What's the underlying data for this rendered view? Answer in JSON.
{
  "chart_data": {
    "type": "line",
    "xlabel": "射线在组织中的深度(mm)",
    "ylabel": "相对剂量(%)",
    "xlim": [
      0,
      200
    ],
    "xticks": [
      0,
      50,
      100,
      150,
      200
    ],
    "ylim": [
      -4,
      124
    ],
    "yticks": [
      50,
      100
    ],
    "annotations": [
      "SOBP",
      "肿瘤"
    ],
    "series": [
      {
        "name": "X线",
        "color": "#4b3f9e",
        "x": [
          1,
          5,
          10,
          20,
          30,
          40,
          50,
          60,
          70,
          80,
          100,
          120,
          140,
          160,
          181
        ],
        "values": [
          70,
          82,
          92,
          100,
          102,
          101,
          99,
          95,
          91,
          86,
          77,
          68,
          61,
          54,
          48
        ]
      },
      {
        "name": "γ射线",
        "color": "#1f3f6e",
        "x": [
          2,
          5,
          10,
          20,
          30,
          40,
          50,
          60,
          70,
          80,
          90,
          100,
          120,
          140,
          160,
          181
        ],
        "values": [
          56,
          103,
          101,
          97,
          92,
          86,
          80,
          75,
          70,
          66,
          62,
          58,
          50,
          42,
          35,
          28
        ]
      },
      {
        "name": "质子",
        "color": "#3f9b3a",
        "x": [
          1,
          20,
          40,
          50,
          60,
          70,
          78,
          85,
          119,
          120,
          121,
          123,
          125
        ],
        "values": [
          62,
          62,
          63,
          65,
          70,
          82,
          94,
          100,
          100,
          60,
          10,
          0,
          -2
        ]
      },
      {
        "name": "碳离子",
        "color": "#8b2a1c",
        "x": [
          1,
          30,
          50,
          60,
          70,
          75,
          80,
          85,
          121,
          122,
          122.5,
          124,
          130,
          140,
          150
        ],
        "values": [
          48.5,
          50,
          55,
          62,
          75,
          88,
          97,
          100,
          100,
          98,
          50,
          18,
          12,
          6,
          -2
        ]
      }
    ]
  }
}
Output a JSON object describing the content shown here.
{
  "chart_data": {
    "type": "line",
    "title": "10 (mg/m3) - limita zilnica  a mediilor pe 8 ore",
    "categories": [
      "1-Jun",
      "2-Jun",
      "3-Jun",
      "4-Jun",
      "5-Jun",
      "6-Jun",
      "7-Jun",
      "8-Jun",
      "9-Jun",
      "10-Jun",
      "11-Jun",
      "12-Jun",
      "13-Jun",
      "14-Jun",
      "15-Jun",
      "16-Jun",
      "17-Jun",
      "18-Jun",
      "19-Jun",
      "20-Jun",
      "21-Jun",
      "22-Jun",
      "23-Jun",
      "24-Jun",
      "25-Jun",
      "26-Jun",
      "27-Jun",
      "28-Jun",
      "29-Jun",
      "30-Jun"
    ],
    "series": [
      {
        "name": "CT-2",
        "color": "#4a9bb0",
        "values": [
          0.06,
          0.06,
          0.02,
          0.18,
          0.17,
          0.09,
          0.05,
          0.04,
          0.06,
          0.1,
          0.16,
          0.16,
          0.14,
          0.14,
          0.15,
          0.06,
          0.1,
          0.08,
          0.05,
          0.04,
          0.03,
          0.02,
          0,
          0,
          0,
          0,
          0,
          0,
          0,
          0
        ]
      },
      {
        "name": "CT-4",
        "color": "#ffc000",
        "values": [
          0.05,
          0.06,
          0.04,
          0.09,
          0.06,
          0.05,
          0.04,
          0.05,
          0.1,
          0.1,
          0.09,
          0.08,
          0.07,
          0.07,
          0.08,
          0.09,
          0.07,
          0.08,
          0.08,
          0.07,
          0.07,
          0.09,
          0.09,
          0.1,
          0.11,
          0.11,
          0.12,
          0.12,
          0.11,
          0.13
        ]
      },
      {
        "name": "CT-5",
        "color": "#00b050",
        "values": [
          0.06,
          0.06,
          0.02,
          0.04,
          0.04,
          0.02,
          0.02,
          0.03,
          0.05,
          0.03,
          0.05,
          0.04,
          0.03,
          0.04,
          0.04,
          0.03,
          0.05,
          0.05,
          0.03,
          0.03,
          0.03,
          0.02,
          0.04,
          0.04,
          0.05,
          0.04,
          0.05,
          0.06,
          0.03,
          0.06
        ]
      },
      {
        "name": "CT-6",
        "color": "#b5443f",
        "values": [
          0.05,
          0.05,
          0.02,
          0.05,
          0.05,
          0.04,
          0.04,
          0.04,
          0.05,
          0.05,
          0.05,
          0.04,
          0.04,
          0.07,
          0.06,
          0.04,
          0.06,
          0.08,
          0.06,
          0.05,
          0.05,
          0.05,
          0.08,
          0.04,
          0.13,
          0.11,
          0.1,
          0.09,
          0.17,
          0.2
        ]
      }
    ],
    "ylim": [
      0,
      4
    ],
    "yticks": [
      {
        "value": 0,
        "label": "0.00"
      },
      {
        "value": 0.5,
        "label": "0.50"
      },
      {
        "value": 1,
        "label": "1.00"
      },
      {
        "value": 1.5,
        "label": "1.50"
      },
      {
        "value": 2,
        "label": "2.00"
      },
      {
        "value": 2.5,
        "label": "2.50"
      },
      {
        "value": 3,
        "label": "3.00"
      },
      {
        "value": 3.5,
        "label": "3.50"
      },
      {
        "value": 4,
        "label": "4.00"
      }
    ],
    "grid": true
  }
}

====

◆ Objective
Copy down the material exactly as written.

◆ The output
What's the underlying data for this rendered view? Answer in JSON.
{
  "chart_data": {
    "type": "line",
    "xlabel": "射线在组织中的深度(mm)",
    "ylabel": "相对剂量(%)",
    "xlim": [
      0,
      200
    ],
    "xticks": [
      0,
      50,
      100,
      150,
      200
    ],
    "ylim": [
      -4,
      124
    ],
    "yticks": [
      50,
      100
    ],
    "annotations": [
      "SOBP",
      "肿瘤"
    ],
    "series": [
      {
        "name": "X线",
        "color": "#4b3f9e",
        "x": [
          1,
          5,
          10,
          20,
          30,
          40,
          50,
          60,
          70,
          80,
          100,
          120,
          140,
          160,
          181
        ],
        "values": [
          70,
          82,
          92,
          100,
          102,
          101,
          99,
          95,
          91,
          86,
          77,
          68,
          61,
          54,
          48
        ]
      },
      {
        "name": "γ射线",
        "color": "#1f3f6e",
        "x": [
          2,
          5,
          10,
          20,
          30,
          40,
          50,
          60,
          70,
          80,
          90,
          100,
          120,
          140,
          160,
          181
        ],
        "values": [
          56,
          103,
          101,
          97,
          92,
          86,
          80,
          75,
          70,
          66,
          62,
          58,
          50,
          42,
          35,
          28
        ]
      },
      {
        "name": "质子",
        "color": "#3f9b3a",
        "x": [
          1,
          20,
          40,
          50,
          60,
          70,
          78,
          85,
          119,
          120,
          121,
          123,
          125
        ],
        "values": [
          62,
          62,
          63,
          65,
          70,
          82,
          94,
          100,
          100,
          60,
          10,
          0,
          -2
        ]
      },
      {
        "name": "碳离子",
        "color": "#8b2a1c",
        "x": [
          1,
          30,
          50,
          60,
          70,
          75,
          80,
          85,
          121,
          122,
          122.5,
          124,
          130,
          140,
          150
        ],
        "values": [
          48.5,
          50,
          55,
          62,
          75,
          88,
          97,
          100,
          100,
          98,
          50,
          18,
          12,
          6,
          -2
        ]
      }
    ]
  }
}
Output a JSON object describing the content shown here.
{
  "chart_data": {
    "type": "line",
    "title": "10 (mg/m3) - limita zilnica  a mediilor pe 8 ore",
    "categories": [
      "1-Jun",
      "2-Jun",
      "3-Jun",
      "4-Jun",
      "5-Jun",
      "6-Jun",
      "7-Jun",
      "8-Jun",
      "9-Jun",
      "10-Jun",
      "11-Jun",
      "12-Jun",
      "13-Jun",
      "14-Jun",
      "15-Jun",
      "16-Jun",
      "17-Jun",
      "18-Jun",
      "19-Jun",
      "20-Jun",
      "21-Jun",
      "22-Jun",
      "23-Jun",
      "24-Jun",
      "25-Jun",
      "26-Jun",
      "27-Jun",
      "28-Jun",
      "29-Jun",
      "30-Jun"
    ],
    "series": [
      {
        "name": "CT-2",
        "color": "#4a9bb0",
        "values": [
          0.06,
          0.06,
          0.02,
          0.18,
          0.17,
          0.09,
          0.05,
          0.04,
          0.06,
          0.1,
          0.16,
          0.16,
          0.14,
          0.14,
          0.15,
          0.06,
          0.1,
          0.08,
          0.05,
          0.04,
          0.03,
          0.02,
          0,
          0,
          0,
          0,
          0,
          0,
          0,
          0
        ]
      },
      {
        "name": "CT-4",
        "color": "#ffc000",
        "values": [
          0.05,
          0.06,
          0.04,
          0.09,
          0.06,
          0.05,
          0.04,
          0.05,
          0.1,
          0.1,
          0.09,
          0.08,
          0.07,
          0.07,
          0.08,
          0.09,
          0.07,
          0.08,
          0.08,
          0.07,
          0.07,
          0.09,
          0.09,
          0.1,
          0.11,
          0.11,
          0.12,
          0.12,
          0.11,
          0.13
        ]
      },
      {
        "name": "CT-5",
        "color": "#00b050",
        "values": [
          0.06,
          0.06,
          0.02,
          0.04,
          0.04,
          0.02,
          0.02,
          0.03,
          0.05,
          0.03,
          0.05,
          0.04,
          0.03,
          0.04,
          0.04,
          0.03,
          0.05,
          0.05,
          0.03,
          0.03,
          0.03,
          0.02,
          0.04,
          0.04,
          0.05,
          0.04,
          0.05,
          0.06,
          0.03,
          0.06
        ]
      },
      {
        "name": "CT-6",
        "color": "#b5443f",
        "values": [
          0.05,
          0.05,
          0.02,
          0.05,
          0.05,
          0.04,
          0.04,
          0.04,
          0.05,
          0.05,
          0.05,
          0.04,
          0.04,
          0.07,
          0.06,
          0.04,
          0.06,
          0.08,
          0.06,
          0.05,
          0.05,
          0.05,
          0.08,
          0.04,
          0.13,
          0.11,
          0.1,
          0.09,
          0.17,
          0.2
        ]
      }
    ],
    "ylim": [
      0,
      4
    ],
    "yticks": [
      {
        "value": 0,
        "label": "0.00"
      },
      {
        "value": 0.5,
        "label": "0.50"
      },
      {
        "value": 1,
        "label": "1.00"
      },
      {
        "value": 1.5,
        "label": "1.50"
      },
      {
        "value": 2,
        "label": "2.00"
      },
      {
        "value": 2.5,
        "label": "2.50"
      },
      {
        "value": 3,
        "label": "3.00"
      },
      {
        "value": 3.5,
        "label": "3.50"
      },
      {
        "value": 4,
        "label": "4.00"
      }
    ],
    "grid": true
  }
}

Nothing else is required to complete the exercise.